§ **What is needed**: From the listing below, copy every line with the word "marker".
**** Material for this task ****
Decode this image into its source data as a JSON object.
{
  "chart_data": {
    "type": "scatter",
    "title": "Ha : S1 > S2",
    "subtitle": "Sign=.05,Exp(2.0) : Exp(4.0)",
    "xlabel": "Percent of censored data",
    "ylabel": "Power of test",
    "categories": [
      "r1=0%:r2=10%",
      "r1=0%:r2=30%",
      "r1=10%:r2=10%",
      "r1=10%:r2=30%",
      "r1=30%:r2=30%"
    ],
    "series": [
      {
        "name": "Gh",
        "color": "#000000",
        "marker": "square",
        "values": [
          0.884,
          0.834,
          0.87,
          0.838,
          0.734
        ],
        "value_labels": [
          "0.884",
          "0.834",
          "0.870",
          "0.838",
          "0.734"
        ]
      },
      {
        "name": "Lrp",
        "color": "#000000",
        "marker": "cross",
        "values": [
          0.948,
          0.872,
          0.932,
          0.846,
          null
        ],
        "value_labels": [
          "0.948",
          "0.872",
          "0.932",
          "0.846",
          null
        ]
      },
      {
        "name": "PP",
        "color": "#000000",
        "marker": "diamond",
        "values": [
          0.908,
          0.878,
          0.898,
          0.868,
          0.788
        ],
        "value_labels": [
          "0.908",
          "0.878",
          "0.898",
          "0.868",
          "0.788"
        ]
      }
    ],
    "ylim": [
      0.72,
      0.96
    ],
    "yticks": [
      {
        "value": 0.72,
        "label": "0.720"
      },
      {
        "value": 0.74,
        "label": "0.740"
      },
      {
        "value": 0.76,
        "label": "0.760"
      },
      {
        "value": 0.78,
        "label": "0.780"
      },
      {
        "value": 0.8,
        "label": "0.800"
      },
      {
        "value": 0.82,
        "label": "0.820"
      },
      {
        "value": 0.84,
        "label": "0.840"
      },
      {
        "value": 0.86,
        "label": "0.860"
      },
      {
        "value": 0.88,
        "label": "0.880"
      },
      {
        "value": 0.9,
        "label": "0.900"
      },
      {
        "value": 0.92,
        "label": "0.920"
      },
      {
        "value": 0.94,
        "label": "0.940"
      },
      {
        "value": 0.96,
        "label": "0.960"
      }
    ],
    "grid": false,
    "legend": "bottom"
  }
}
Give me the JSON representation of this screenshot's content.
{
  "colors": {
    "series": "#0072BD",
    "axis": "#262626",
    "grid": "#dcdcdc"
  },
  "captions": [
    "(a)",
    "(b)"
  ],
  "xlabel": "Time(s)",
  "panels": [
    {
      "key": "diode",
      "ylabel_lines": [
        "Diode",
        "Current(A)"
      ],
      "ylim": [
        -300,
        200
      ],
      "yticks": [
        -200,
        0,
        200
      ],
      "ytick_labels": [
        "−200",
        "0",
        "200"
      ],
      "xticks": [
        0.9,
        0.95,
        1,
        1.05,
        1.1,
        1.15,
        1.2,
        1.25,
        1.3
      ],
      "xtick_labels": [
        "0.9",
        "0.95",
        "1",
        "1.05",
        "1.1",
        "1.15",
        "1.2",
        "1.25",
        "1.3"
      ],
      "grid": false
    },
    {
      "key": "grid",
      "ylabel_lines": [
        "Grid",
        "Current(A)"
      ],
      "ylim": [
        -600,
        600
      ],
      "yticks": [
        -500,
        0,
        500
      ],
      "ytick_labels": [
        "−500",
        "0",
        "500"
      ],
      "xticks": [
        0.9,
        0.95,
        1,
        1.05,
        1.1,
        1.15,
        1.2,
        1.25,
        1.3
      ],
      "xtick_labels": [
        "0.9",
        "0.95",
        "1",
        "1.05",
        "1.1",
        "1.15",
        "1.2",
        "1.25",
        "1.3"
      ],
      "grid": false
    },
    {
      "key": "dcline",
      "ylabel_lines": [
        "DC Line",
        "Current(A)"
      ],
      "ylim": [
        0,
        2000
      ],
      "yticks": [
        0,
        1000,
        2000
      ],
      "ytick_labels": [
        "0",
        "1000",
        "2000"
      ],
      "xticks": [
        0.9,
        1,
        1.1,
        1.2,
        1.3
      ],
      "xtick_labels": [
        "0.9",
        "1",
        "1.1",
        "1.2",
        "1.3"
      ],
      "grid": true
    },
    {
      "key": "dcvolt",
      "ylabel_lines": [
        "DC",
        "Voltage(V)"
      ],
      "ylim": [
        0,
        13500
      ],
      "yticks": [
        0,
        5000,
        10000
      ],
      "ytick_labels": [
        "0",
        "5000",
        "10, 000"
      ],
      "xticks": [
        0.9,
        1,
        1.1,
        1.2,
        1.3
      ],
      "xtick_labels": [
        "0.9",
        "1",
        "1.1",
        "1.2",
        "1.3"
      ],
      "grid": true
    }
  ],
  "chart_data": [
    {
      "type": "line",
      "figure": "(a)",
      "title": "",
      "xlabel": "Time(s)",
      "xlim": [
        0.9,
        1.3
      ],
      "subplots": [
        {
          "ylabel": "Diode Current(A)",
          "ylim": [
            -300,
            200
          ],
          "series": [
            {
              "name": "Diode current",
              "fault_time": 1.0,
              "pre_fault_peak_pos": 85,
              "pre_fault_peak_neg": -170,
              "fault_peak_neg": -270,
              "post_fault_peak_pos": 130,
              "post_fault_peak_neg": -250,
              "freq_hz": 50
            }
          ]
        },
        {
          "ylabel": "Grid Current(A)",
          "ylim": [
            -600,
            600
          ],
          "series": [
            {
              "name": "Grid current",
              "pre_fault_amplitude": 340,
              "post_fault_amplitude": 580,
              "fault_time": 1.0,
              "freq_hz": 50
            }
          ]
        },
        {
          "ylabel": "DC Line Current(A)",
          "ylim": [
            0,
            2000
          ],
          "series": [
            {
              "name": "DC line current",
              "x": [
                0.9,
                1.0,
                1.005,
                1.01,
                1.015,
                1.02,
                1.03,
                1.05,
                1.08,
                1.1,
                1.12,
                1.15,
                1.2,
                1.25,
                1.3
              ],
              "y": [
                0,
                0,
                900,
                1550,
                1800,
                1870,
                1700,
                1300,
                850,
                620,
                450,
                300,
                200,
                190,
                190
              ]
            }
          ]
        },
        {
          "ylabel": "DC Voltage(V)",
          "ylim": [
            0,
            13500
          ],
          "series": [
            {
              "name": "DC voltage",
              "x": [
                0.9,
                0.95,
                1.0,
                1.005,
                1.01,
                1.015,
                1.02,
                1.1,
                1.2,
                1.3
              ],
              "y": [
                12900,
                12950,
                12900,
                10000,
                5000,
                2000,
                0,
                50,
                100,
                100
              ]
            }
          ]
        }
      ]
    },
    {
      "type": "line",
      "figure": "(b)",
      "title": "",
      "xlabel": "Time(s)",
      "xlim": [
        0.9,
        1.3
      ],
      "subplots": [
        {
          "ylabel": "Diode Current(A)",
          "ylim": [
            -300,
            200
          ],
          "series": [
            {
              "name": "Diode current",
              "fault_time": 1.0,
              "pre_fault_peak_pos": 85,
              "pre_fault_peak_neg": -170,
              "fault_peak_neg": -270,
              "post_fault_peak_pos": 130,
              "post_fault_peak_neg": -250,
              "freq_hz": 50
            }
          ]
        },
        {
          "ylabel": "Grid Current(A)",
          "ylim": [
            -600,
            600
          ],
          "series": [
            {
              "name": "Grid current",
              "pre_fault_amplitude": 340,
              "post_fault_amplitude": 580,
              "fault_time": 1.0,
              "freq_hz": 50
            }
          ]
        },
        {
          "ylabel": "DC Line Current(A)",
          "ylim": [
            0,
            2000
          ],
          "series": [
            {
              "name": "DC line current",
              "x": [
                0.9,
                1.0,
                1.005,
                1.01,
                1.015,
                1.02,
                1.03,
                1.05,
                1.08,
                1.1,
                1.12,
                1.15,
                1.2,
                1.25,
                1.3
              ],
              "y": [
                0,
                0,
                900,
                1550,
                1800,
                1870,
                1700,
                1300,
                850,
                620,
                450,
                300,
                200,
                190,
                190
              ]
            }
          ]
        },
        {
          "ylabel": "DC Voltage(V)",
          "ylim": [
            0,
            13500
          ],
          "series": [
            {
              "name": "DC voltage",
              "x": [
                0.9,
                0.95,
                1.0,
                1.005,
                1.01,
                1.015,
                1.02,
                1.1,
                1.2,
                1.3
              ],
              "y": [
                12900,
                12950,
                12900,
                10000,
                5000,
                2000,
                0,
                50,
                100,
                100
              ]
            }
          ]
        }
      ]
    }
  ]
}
****
§ **Result of the exercise**:
        "marker": "square",
        "marker": "cross",
        "marker": "diamond",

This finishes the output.